Exercise prompt:
Nothing in the records may be left out or altered; reproduce them all exactly.

Input data:
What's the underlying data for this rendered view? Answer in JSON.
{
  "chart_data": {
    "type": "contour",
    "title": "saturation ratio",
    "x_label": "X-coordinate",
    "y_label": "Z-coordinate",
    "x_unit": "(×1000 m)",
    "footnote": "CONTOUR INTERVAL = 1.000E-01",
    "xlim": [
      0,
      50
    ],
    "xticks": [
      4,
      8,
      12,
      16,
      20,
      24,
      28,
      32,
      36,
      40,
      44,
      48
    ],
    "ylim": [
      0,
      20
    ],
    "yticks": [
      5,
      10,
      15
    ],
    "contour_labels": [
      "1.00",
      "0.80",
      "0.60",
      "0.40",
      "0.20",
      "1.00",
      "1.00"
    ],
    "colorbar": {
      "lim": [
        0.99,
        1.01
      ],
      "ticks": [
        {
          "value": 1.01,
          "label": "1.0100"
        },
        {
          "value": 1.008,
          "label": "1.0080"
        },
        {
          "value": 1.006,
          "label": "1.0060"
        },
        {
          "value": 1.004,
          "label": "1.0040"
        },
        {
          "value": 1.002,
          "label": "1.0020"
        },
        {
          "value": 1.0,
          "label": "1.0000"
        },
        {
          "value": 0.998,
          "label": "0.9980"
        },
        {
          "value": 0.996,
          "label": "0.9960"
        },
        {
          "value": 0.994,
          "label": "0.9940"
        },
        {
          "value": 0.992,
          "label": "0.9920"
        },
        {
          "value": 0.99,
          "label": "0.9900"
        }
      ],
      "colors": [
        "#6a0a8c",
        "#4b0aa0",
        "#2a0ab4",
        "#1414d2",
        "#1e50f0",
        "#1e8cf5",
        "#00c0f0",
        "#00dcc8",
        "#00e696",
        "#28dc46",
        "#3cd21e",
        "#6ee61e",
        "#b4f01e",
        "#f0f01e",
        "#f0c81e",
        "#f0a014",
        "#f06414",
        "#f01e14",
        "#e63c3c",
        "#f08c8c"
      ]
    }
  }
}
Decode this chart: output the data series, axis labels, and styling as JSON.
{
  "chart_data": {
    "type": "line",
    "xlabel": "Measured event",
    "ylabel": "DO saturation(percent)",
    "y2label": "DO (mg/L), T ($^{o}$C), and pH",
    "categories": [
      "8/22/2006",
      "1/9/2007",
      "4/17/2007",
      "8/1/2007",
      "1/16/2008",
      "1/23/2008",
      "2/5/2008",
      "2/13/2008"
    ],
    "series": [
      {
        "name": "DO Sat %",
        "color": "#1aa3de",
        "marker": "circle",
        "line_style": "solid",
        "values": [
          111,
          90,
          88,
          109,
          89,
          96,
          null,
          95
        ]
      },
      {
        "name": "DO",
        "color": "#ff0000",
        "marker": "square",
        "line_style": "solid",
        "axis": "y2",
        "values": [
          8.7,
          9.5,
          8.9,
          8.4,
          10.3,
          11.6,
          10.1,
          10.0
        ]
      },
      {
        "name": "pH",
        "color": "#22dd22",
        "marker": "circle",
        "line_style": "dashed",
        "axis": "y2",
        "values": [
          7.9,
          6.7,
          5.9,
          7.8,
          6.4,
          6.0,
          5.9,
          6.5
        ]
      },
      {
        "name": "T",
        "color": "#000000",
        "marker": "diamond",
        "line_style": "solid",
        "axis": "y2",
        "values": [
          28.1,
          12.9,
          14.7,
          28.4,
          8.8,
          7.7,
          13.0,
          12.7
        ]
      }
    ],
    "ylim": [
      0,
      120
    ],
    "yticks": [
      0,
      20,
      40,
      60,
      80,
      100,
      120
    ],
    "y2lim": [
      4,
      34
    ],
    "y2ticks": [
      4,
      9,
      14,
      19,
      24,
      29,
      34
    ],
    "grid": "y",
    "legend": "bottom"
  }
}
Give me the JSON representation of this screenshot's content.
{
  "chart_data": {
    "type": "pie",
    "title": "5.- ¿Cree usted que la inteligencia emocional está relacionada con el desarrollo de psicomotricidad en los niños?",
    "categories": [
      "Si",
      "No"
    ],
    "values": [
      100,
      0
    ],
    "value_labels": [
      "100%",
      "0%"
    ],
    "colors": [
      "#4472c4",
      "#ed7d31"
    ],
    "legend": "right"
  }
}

Response below:
What's the underlying data for this rendered view? Answer in JSON.
{
  "chart_data": {
    "type": "contour",
    "title": "saturation ratio",
    "x_label": "X-coordinate",
    "y_label": "Z-coordinate",
    "x_unit": "(×1000 m)",
    "footnote": "CONTOUR INTERVAL = 1.000E-01",
    "xlim": [
      0,
      50
    ],
    "xticks": [
      4,
      8,
      12,
      16,
      20,
      24,
      28,
      32,
      36,
      40,
      44,
      48
    ],
    "ylim": [
      0,
      20
    ],
    "yticks": [
      5,
      10,
      15
    ],
    "contour_labels": [
      "1.00",
      "0.80",
      "0.60",
      "0.40",
      "0.20",
      "1.00",
      "1.00"
    ],
    "colorbar": {
      "lim": [
        0.99,
        1.01
      ],
      "ticks": [
        {
          "value": 1.01,
          "label": "1.0100"
        },
        {
          "value": 1.008,
          "label": "1.0080"
        },
        {
          "value": 1.006,
          "label": "1.0060"
        },
        {
          "value": 1.004,
          "label": "1.0040"
        },
        {
          "value": 1.002,
          "label": "1.0020"
        },
        {
          "value": 1.0,
          "label": "1.0000"
        },
        {
          "value": 0.998,
          "label": "0.9980"
        },
        {
          "value": 0.996,
          "label": "0.9960"
        },
        {
          "value": 0.994,
          "label": "0.9940"
        },
        {
          "value": 0.992,
          "label": "0.9920"
        },
        {
          "value": 0.99,
          "label": "0.9900"
        }
      ],
      "colors": [
        "#6a0a8c",
        "#4b0aa0",
        "#2a0ab4",
        "#1414d2",
        "#1e50f0",
        "#1e8cf5",
        "#00c0f0",
        "#00dcc8",
        "#00e696",
        "#28dc46",
        "#3cd21e",
        "#6ee61e",
        "#b4f01e",
        "#f0f01e",
        "#f0c81e",
        "#f0a014",
        "#f06414",
        "#f01e14",
        "#e63c3c",
        "#f08c8c"
      ]
    }
  }
}
Decode this chart: output the data series, axis labels, and styling as JSON.
{
  "chart_data": {
    "type": "line",
    "xlabel": "Measured event",
    "ylabel": "DO saturation(percent)",
    "y2label": "DO (mg/L), T ($^{o}$C), and pH",
    "categories": [
      "8/22/2006",
      "1/9/2007",
      "4/17/2007",
      "8/1/2007",
      "1/16/2008",
      "1/23/2008",
      "2/5/2008",
      "2/13/2008"
    ],
    "series": [
      {
        "name": "DO Sat %",
        "color": "#1aa3de",
        "marker": "circle",
        "line_style": "solid",
        "values": [
          111,
          90,
          88,
          109,
          89,
          96,
          null,
          95
        ]
      },
      {
        "name": "DO",
        "color": "#ff0000",
        "marker": "square",
        "line_style": "solid",
        "axis": "y2",
        "values": [
          8.7,
          9.5,
          8.9,
          8.4,
          10.3,
          11.6,
          10.1,
          10.0
        ]
      },
      {
        "name": "pH",
        "color": "#22dd22",
        "marker": "circle",
        "line_style": "dashed",
        "axis": "y2",
        "values": [
          7.9,
          6.7,
          5.9,
          7.8,
          6.4,
          6.0,
          5.9,
          6.5
        ]
      },
      {
        "name": "T",
        "color": "#000000",
        "marker": "diamond",
        "line_style": "solid",
        "axis": "y2",
        "values": [
          28.1,
          12.9,
          14.7,
          28.4,
          8.8,
          7.7,
          13.0,
          12.7
        ]
      }
    ],
    "ylim": [
      0,
      120
    ],
    "yticks": [
      0,
      20,
      40,
      60,
      80,
      100,
      120
    ],
    "y2lim": [
      4,
      34
    ],
    "y2ticks": [
      4,
      9,
      14,
      19,
      24,
      29,
      34
    ],
    "grid": "y",
    "legend": "bottom"
  }
}
Give me the JSON representation of this screenshot's content.
{
  "chart_data": {
    "type": "pie",
    "title": "5.- ¿Cree usted que la inteligencia emocional está relacionada con el desarrollo de psicomotricidad en los niños?",
    "categories": [
      "Si",
      "No"
    ],
    "values": [
      100,
      0
    ],
    "value_labels": [
      "100%",
      "0%"
    ],
    "colors": [
      "#4472c4",
      "#ed7d31"
    ],
    "legend": "right"
  }
}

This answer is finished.